== What you have to do ==
Output every entry exactly as written, but omit the pictures.

··· Working data

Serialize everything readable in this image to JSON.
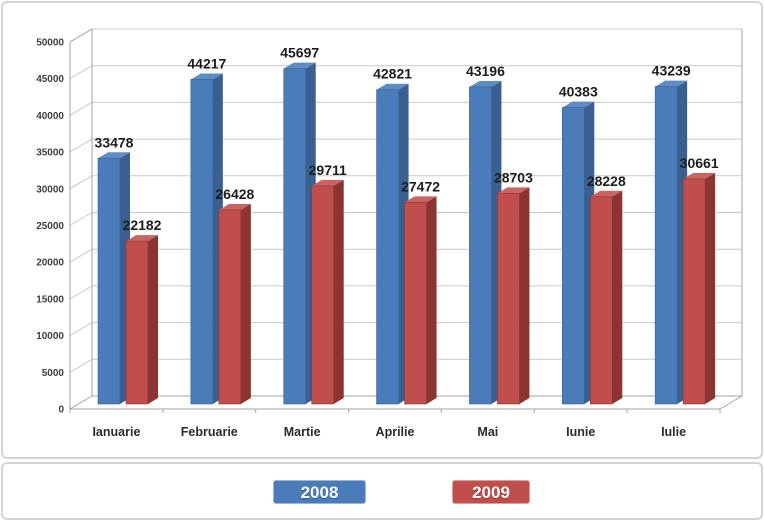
{
  "chart_data": {
    "type": "bar",
    "title": "",
    "xlabel": "",
    "ylabel": "",
    "categories": [
      "Ianuarie",
      "Februarie",
      "Martie",
      "Aprilie",
      "Mai",
      "Iunie",
      "Iulie"
    ],
    "series": [
      {
        "name": "2008",
        "color": "#4a7cba",
        "side_color": "#3a6092",
        "top_color": "#5e8cc4",
        "values": [
          33478,
          44217,
          45697,
          42821,
          43196,
          40383,
          43239
        ]
      },
      {
        "name": "2009",
        "color": "#bf4e4c",
        "side_color": "#8c3432",
        "top_color": "#ca6462",
        "values": [
          22182,
          26428,
          29711,
          27472,
          28703,
          28228,
          30661
        ]
      }
    ],
    "ylim": [
      0,
      50000
    ],
    "ytick_step": 5000,
    "yticks": [
      0,
      5000,
      10000,
      15000,
      20000,
      25000,
      30000,
      35000,
      40000,
      45000,
      50000
    ],
    "grid": true,
    "style": "3d",
    "legend_position": "bottom",
    "value_labels_shown": true
  },
  "colors": {
    "gridline": "#c9c9c9",
    "axis": "#a3a3a3",
    "value_label": "#1c1c1c",
    "tick_label": "#3f3f3f",
    "month_label": "#2b2b2b",
    "panel_border": "#d4d4d4",
    "background": "#ffffff"
  }
}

······

== The reply ==
Serialize everything readable in this image to JSON.
{
  "chart_data": {
    "type": "bar",
    "title": "",
    "xlabel": "",
    "ylabel": "",
    "categories": [
      "Ianuarie",
      "Februarie",
      "Martie",
      "Aprilie",
      "Mai",
      "Iunie",
      "Iulie"
    ],
    "series": [
      {
        "name": "2008",
        "color": "#4a7cba",
        "side_color": "#3a6092",
        "top_color": "#5e8cc4",
        "values": [
          33478,
          44217,
          45697,
          42821,
          43196,
          40383,
          43239
        ]
      },
      {
        "name": "2009",
        "color": "#bf4e4c",
        "side_color": "#8c3432",
        "top_color": "#ca6462",
        "values": [
          22182,
          26428,
          29711,
          27472,
          28703,
          28228,
          30661
        ]
      }
    ],
    "ylim": [
      0,
      50000
    ],
    "ytick_step": 5000,
    "yticks": [
      0,
      5000,
      10000,
      15000,
      20000,
      25000,
      30000,
      35000,
      40000,
      45000,
      50000
    ],
    "grid": true,
    "style": "3d",
    "legend_position": "bottom",
    "value_labels_shown": true
  },
  "colors": {
    "gridline": "#c9c9c9",
    "axis": "#a3a3a3",
    "value_label": "#1c1c1c",
    "tick_label": "#3f3f3f",
    "month_label": "#2b2b2b",
    "panel_border": "#d4d4d4",
    "background": "#ffffff"
  }
}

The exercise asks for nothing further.